### STATED TASK
In the listing below, identify each line with the word "color" and return those lines.

○ ○ ○ ○

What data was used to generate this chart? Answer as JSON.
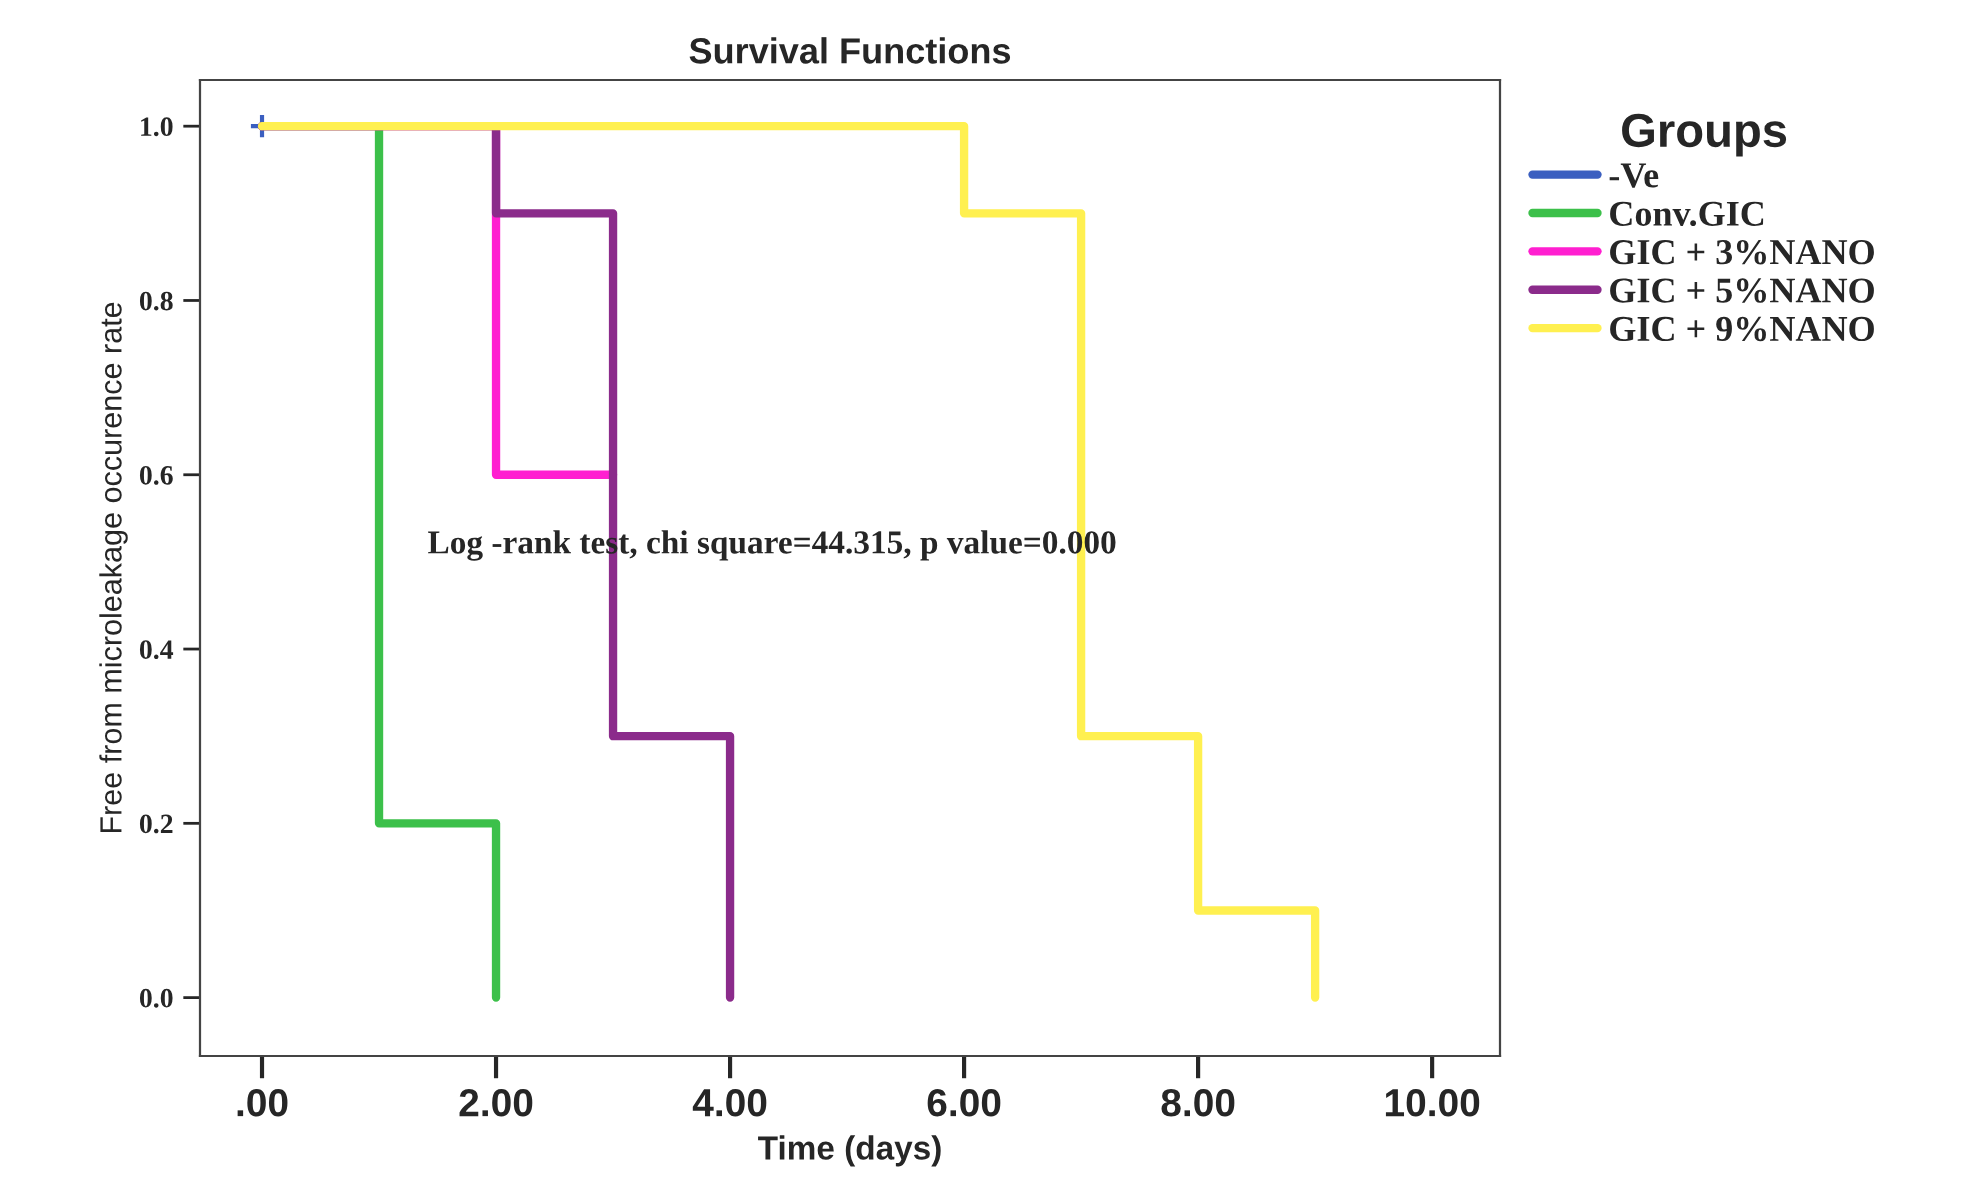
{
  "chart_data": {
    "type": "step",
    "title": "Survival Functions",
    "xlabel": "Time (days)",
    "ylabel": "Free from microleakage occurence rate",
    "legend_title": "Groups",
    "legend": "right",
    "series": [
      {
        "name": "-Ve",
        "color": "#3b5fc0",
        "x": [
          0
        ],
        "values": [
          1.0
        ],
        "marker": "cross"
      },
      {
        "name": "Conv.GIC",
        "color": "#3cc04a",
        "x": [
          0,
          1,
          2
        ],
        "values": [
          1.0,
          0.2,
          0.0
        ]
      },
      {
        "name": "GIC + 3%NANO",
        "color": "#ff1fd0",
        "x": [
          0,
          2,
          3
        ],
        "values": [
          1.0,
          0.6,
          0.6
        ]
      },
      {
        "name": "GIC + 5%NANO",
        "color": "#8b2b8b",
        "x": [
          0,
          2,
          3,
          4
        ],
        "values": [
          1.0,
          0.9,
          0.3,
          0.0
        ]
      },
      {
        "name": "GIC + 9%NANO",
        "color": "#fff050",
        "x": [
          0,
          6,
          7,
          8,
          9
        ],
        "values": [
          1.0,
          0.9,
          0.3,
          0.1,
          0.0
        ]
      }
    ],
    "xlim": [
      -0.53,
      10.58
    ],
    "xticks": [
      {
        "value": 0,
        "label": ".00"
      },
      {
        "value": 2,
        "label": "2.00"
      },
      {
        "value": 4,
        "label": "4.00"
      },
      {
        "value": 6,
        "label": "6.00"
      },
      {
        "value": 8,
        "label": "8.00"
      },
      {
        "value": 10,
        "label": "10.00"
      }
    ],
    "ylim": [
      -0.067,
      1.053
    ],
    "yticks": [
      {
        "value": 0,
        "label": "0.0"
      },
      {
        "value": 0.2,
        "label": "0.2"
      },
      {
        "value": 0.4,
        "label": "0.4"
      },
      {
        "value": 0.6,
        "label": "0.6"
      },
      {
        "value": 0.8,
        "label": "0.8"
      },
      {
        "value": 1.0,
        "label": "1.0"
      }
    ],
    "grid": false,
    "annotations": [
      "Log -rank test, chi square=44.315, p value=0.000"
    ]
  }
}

○ ○ ○ ○

### RESULT OF THIS EXERCISE
        "color": "#3b5fc0",
        "color": "#3cc04a",
        "color": "#ff1fd0",
        "color": "#8b2b8b",
        "color": "#fff050",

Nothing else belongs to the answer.